### Task description
From the line containing "Serialize everything readable" to the last line of the data below, copy everything exactly and nothing else; pictures stay out.
-------
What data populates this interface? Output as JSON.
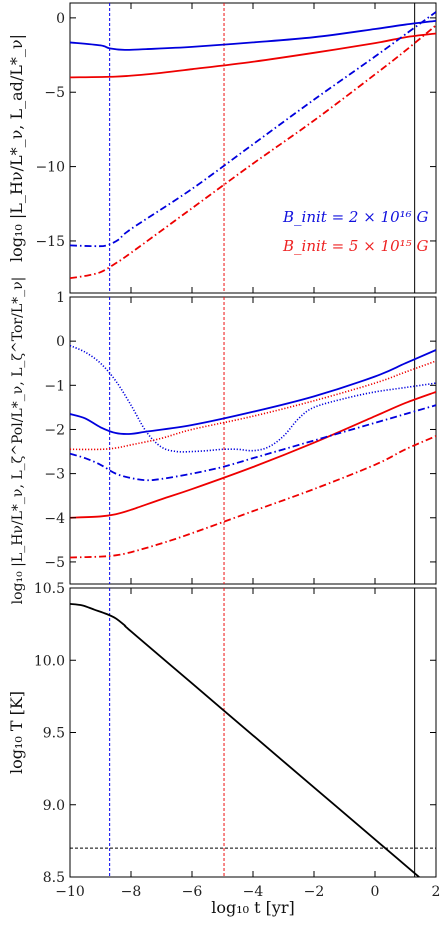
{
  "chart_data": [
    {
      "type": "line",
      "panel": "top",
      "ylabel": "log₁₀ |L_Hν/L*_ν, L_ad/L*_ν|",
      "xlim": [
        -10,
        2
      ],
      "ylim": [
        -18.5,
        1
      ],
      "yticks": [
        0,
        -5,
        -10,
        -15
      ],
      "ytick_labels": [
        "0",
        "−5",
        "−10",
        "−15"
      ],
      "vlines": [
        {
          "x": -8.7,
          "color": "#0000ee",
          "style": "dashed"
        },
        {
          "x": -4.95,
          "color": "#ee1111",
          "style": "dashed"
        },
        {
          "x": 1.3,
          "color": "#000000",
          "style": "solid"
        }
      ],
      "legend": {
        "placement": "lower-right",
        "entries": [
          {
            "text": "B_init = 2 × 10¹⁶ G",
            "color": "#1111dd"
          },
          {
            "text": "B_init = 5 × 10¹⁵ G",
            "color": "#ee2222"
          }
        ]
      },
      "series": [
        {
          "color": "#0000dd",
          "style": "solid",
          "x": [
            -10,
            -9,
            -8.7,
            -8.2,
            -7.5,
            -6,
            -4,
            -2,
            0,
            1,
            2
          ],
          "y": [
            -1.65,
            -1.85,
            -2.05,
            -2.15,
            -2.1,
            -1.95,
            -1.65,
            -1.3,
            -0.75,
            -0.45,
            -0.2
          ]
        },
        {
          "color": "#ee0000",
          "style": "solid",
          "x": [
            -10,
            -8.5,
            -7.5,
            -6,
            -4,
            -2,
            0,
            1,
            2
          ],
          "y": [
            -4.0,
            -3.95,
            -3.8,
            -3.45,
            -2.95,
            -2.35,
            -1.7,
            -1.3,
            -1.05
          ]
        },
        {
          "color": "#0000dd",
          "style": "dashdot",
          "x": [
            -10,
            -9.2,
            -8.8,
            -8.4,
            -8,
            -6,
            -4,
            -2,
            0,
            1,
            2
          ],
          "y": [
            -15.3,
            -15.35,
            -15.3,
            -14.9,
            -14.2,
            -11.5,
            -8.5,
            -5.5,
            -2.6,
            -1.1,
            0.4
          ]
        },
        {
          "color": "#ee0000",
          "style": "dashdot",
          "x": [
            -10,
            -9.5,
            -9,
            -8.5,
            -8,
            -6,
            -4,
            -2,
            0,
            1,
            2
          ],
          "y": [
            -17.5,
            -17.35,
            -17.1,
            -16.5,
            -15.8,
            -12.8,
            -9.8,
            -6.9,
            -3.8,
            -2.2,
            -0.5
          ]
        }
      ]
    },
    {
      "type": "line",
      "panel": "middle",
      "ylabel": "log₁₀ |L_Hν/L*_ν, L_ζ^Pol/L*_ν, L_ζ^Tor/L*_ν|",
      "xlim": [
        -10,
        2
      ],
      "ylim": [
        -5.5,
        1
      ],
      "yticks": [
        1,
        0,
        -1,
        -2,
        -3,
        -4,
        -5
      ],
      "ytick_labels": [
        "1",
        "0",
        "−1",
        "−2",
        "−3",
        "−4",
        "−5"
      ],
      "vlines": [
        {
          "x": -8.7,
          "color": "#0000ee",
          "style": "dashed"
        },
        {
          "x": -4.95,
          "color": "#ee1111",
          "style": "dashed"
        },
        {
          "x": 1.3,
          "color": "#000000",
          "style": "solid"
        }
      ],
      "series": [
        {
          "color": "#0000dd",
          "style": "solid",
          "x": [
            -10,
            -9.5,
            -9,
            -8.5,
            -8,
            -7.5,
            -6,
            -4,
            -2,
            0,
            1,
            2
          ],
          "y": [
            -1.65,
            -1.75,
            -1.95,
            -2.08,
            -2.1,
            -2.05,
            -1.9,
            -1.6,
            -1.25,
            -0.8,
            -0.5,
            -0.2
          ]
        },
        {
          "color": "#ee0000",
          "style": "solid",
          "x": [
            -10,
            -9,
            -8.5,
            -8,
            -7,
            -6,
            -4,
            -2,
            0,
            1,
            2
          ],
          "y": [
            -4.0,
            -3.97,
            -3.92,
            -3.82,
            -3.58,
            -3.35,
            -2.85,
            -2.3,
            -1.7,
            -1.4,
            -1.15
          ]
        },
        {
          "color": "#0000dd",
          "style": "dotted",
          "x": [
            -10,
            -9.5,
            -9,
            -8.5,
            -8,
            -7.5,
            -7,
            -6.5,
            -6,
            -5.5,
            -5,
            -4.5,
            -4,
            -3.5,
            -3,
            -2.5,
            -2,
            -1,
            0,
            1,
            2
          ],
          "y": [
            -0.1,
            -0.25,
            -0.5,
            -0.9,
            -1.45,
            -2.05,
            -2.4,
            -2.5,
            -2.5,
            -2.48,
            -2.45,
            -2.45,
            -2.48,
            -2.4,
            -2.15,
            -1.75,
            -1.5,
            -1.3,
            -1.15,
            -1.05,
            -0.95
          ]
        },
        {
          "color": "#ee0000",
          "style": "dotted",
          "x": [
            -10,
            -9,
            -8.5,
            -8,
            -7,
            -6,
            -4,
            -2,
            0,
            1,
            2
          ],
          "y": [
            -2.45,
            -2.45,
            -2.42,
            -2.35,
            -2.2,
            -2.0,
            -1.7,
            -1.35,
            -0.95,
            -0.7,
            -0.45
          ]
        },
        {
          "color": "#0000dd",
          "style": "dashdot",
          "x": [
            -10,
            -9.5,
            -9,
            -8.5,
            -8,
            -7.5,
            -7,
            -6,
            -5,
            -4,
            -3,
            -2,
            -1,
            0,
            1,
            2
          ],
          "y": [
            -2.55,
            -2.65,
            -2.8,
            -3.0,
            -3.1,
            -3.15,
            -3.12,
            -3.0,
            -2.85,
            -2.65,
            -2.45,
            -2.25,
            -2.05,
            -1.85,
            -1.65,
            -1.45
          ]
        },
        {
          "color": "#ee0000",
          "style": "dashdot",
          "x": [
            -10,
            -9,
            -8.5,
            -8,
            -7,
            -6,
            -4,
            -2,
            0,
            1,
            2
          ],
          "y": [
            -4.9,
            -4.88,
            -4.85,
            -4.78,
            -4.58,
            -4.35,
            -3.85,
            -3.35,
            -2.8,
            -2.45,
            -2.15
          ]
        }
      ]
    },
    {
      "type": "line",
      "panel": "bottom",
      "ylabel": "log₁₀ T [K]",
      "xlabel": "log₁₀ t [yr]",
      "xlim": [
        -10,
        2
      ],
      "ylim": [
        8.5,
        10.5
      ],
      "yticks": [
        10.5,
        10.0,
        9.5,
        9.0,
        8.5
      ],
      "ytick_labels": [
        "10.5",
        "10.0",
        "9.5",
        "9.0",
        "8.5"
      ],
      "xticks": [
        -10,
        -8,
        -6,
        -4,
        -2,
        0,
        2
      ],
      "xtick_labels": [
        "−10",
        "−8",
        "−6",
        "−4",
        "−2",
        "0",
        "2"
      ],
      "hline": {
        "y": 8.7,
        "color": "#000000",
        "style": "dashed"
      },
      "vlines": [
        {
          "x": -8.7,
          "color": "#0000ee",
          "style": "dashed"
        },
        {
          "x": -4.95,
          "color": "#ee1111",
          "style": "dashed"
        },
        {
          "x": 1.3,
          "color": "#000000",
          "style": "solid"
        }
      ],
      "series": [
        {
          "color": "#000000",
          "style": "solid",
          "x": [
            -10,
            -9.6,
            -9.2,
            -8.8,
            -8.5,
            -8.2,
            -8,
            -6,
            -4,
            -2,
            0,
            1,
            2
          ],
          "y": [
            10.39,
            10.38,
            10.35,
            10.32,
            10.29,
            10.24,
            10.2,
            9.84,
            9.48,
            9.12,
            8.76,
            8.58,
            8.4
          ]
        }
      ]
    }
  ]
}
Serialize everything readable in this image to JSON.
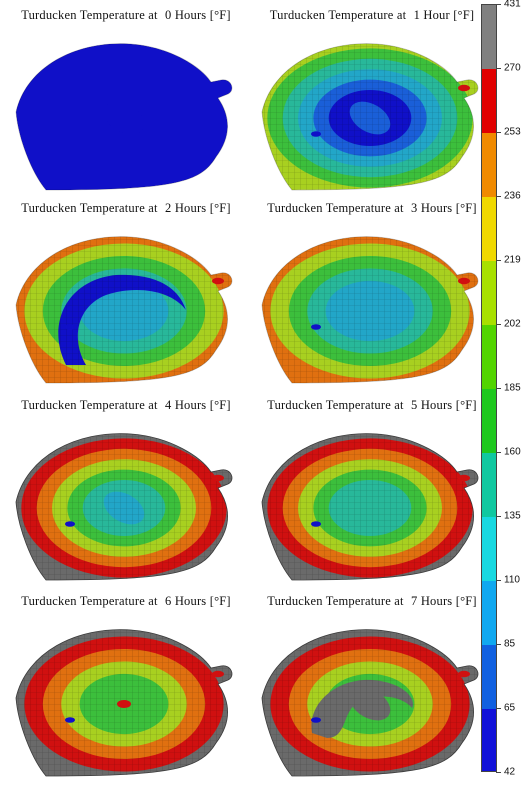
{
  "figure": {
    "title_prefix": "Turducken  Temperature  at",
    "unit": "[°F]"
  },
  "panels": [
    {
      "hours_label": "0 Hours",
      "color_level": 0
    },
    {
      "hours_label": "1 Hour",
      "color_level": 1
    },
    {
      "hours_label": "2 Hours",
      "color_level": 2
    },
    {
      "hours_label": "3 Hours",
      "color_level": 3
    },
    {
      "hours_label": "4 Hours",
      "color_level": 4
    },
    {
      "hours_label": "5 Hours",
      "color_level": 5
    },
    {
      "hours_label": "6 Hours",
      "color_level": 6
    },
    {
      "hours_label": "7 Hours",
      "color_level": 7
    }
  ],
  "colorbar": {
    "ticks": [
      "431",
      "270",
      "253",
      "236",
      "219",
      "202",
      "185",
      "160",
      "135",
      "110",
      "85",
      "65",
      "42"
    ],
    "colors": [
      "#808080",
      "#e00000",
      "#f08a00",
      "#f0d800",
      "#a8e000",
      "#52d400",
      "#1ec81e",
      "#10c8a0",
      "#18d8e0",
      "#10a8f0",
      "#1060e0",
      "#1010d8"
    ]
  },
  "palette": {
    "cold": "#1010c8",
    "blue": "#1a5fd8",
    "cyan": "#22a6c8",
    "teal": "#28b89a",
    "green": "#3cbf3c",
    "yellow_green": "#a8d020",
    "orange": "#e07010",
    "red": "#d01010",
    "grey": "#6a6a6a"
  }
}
-------
### Task solution
Serialize everything readable in this image to JSON.
{
  "figure": {
    "title_prefix": "Turducken  Temperature  at",
    "unit": "[°F]"
  },
  "panels": [
    {
      "hours_label": "0 Hours",
      "color_level": 0
    },
    {
      "hours_label": "1 Hour",
      "color_level": 1
    },
    {
      "hours_label": "2 Hours",
      "color_level": 2
    },
    {
      "hours_label": "3 Hours",
      "color_level": 3
    },
    {
      "hours_label": "4 Hours",
      "color_level": 4
    },
    {
      "hours_label": "5 Hours",
      "color_level": 5
    },
    {
      "hours_label": "6 Hours",
      "color_level": 6
    },
    {
      "hours_label": "7 Hours",
      "color_level": 7
    }
  ],
  "colorbar": {
    "ticks": [
      "431",
      "270",
      "253",
      "236",
      "219",
      "202",
      "185",
      "160",
      "135",
      "110",
      "85",
      "65",
      "42"
    ],
    "colors": [
      "#808080",
      "#e00000",
      "#f08a00",
      "#f0d800",
      "#a8e000",
      "#52d400",
      "#1ec81e",
      "#10c8a0",
      "#18d8e0",
      "#10a8f0",
      "#1060e0",
      "#1010d8"
    ]
  },
  "palette": {
    "cold": "#1010c8",
    "blue": "#1a5fd8",
    "cyan": "#22a6c8",
    "teal": "#28b89a",
    "green": "#3cbf3c",
    "yellow_green": "#a8d020",
    "orange": "#e07010",
    "red": "#d01010",
    "grey": "#6a6a6a"
  }
}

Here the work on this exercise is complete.